**WRITTEN TASK**
Scan the material and copy every line in which "considering" appears.

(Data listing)
↓

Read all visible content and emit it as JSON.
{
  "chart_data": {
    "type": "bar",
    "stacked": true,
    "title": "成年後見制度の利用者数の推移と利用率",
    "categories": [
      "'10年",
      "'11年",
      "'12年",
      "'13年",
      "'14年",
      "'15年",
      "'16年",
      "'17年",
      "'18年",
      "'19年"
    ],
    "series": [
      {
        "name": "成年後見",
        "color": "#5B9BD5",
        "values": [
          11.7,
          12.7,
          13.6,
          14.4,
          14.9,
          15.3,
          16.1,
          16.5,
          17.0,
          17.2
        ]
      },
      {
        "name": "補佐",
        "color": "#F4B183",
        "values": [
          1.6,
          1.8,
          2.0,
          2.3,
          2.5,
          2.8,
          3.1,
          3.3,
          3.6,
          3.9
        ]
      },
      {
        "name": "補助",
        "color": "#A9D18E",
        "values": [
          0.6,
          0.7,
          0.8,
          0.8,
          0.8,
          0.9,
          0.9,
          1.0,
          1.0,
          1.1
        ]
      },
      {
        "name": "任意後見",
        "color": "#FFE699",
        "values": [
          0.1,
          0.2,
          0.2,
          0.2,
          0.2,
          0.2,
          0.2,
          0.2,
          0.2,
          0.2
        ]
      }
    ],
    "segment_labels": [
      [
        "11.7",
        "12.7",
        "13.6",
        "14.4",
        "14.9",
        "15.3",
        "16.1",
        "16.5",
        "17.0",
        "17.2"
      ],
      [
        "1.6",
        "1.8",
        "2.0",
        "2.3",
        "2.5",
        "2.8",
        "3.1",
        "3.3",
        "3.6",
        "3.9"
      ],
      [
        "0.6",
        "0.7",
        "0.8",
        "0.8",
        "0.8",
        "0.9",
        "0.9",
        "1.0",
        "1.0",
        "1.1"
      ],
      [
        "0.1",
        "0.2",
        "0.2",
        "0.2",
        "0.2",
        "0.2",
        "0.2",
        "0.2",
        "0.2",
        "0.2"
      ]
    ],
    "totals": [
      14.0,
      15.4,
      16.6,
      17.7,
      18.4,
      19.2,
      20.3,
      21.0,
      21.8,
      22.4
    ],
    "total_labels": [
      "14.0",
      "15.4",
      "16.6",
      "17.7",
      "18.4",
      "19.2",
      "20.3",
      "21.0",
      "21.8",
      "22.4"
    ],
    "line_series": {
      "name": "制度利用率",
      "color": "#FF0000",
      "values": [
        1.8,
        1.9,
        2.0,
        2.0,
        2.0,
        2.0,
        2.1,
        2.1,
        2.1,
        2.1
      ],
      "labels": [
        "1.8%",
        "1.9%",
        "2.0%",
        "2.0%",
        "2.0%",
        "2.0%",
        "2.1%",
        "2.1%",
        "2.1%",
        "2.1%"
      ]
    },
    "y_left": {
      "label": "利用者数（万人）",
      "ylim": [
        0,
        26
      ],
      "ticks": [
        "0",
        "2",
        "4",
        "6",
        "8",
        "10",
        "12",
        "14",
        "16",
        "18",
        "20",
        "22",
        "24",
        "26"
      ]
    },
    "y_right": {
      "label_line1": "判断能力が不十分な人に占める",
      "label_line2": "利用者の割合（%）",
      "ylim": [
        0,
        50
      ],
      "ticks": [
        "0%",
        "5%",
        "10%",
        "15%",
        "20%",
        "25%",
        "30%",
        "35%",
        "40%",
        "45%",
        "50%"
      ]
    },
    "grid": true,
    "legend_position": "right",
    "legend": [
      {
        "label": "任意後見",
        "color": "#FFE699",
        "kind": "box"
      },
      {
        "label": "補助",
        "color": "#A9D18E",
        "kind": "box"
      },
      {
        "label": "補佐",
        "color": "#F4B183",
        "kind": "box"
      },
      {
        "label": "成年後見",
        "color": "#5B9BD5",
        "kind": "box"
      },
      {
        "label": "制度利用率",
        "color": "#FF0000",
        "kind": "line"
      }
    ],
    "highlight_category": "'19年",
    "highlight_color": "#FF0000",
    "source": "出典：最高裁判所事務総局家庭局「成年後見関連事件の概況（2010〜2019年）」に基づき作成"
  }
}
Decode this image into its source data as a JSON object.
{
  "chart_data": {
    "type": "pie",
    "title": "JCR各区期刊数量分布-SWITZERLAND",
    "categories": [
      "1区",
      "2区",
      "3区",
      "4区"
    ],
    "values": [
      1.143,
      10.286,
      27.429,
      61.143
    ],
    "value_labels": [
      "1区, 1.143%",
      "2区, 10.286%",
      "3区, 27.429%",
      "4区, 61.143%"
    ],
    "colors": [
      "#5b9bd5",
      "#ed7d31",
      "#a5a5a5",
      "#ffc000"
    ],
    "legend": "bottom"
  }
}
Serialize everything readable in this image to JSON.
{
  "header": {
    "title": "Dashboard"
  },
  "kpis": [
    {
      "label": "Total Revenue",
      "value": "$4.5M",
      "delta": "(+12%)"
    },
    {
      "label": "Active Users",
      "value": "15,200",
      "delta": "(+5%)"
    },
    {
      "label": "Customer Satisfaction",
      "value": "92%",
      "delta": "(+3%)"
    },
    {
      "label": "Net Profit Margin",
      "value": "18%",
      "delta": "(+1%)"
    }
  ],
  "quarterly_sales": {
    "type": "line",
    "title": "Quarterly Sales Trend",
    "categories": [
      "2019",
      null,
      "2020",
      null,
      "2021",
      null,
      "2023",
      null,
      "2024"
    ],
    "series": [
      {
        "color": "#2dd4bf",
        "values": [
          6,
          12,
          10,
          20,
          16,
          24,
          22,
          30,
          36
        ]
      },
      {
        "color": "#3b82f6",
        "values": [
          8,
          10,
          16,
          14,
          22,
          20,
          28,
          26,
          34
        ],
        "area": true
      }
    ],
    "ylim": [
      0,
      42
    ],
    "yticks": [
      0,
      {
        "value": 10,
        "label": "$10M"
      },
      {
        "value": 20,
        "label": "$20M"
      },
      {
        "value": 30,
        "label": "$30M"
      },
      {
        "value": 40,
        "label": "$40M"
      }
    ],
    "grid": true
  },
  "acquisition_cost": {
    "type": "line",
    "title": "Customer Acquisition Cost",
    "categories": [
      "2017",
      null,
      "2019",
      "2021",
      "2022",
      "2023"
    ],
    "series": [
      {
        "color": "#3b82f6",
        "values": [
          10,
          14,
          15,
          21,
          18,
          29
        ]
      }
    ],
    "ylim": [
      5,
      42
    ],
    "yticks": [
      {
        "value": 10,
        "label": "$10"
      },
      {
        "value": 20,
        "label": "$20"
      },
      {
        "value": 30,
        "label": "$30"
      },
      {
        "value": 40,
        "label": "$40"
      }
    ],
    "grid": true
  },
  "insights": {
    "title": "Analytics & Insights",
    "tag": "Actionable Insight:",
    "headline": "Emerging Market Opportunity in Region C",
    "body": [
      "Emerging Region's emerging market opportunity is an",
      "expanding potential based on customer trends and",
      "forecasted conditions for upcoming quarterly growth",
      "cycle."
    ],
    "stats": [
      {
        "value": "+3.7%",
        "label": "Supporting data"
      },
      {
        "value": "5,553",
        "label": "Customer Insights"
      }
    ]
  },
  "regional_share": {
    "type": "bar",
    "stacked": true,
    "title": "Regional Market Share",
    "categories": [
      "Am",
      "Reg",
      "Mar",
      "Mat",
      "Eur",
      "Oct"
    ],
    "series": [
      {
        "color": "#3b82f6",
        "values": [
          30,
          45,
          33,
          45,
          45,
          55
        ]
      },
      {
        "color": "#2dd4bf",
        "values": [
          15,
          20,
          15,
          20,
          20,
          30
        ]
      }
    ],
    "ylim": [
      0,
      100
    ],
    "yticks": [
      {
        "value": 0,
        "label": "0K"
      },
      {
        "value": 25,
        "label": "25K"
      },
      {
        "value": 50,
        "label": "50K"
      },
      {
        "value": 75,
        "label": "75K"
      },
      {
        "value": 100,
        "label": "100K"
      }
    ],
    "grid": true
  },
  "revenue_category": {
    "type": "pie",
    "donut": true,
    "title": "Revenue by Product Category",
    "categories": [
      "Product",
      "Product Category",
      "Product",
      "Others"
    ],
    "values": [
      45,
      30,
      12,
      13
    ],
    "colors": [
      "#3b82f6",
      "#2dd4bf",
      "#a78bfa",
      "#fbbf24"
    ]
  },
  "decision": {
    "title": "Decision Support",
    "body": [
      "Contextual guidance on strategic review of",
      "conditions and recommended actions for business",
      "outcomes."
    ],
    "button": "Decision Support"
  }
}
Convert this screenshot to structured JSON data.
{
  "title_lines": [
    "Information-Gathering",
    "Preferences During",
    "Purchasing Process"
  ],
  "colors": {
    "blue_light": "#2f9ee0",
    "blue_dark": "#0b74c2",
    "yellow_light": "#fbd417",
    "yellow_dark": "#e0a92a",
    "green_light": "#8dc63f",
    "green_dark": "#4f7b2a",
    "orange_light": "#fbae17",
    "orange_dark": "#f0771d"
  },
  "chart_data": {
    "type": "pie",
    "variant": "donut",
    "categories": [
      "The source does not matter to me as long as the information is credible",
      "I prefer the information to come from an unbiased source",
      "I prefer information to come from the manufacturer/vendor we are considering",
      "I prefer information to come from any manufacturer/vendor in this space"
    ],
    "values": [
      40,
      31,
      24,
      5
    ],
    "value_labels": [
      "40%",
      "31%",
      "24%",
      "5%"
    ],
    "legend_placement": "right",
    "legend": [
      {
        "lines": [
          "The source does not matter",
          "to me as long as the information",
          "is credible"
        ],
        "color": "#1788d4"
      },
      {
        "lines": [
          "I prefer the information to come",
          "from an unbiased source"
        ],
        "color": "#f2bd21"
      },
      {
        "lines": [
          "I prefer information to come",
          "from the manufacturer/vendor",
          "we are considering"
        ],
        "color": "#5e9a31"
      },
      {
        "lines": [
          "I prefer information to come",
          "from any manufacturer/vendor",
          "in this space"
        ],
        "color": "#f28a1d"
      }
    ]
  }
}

↑

**CORRECT RESPONSE**
      "I prefer information to come from the manufacturer/vendor we are considering",
          "we are considering"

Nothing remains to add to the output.